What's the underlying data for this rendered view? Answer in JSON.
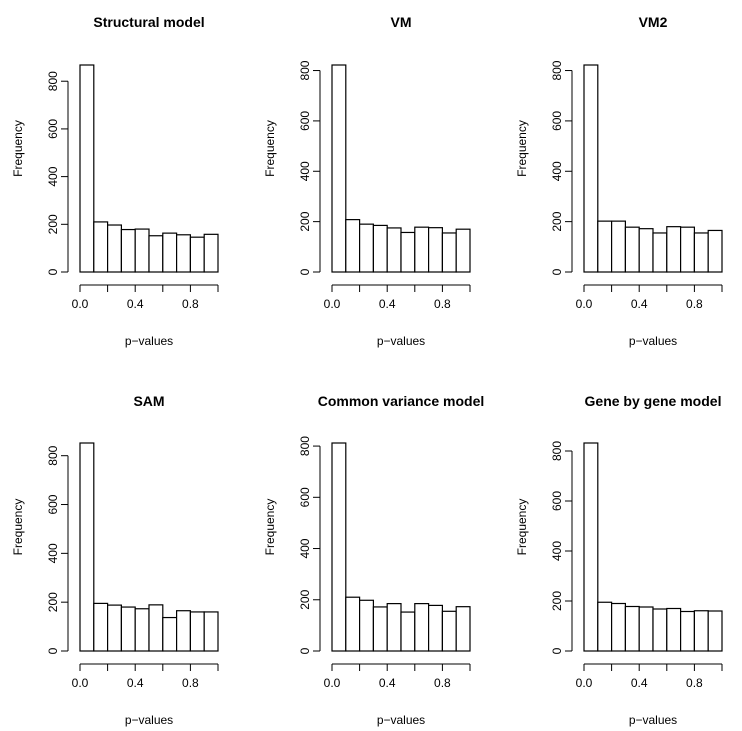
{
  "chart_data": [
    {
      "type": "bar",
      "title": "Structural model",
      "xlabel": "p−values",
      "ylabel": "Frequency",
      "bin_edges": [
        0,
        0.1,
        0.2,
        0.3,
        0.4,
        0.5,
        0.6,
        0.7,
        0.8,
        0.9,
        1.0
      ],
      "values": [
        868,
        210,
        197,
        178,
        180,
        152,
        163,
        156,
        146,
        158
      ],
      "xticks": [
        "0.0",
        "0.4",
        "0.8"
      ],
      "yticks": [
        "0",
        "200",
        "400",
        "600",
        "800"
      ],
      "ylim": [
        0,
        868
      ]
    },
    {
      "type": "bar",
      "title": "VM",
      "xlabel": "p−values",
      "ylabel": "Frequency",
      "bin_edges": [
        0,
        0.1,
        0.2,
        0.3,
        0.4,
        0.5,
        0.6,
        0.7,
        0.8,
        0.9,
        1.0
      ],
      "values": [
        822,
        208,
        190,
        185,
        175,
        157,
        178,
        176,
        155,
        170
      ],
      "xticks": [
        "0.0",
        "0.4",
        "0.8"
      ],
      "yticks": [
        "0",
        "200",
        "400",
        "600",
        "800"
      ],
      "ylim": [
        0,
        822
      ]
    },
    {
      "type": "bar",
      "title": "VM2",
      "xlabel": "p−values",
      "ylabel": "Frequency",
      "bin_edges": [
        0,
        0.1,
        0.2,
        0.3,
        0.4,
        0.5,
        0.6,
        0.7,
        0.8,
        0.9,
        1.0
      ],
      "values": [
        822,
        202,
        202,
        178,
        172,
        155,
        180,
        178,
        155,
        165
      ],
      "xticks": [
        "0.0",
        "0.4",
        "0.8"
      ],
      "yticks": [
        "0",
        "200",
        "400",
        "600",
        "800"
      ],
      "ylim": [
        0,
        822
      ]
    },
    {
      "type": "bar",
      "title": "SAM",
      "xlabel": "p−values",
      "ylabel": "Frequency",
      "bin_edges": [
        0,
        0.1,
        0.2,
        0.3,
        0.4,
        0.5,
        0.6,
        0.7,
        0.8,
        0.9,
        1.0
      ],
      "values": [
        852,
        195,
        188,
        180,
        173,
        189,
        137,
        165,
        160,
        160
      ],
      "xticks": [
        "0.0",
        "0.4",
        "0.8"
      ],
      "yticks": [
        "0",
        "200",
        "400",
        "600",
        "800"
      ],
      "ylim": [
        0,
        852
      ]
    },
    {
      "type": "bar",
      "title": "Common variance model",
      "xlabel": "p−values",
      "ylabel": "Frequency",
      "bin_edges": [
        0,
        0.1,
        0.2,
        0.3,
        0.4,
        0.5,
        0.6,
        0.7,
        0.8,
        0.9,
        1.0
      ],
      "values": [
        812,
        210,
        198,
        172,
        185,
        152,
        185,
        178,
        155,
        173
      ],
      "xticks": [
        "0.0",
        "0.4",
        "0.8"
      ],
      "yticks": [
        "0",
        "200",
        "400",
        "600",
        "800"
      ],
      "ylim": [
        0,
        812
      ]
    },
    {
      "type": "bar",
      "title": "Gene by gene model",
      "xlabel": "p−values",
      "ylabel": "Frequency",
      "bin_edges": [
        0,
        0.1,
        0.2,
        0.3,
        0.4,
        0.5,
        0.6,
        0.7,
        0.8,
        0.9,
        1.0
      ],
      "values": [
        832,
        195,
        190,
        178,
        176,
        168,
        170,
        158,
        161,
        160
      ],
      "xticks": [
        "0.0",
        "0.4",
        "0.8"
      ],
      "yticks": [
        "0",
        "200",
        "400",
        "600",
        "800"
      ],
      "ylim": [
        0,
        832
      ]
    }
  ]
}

> **Task prompt**
The answer should be only a number: the count of lines in the listing above that contain the word "title".

> **Reply**
6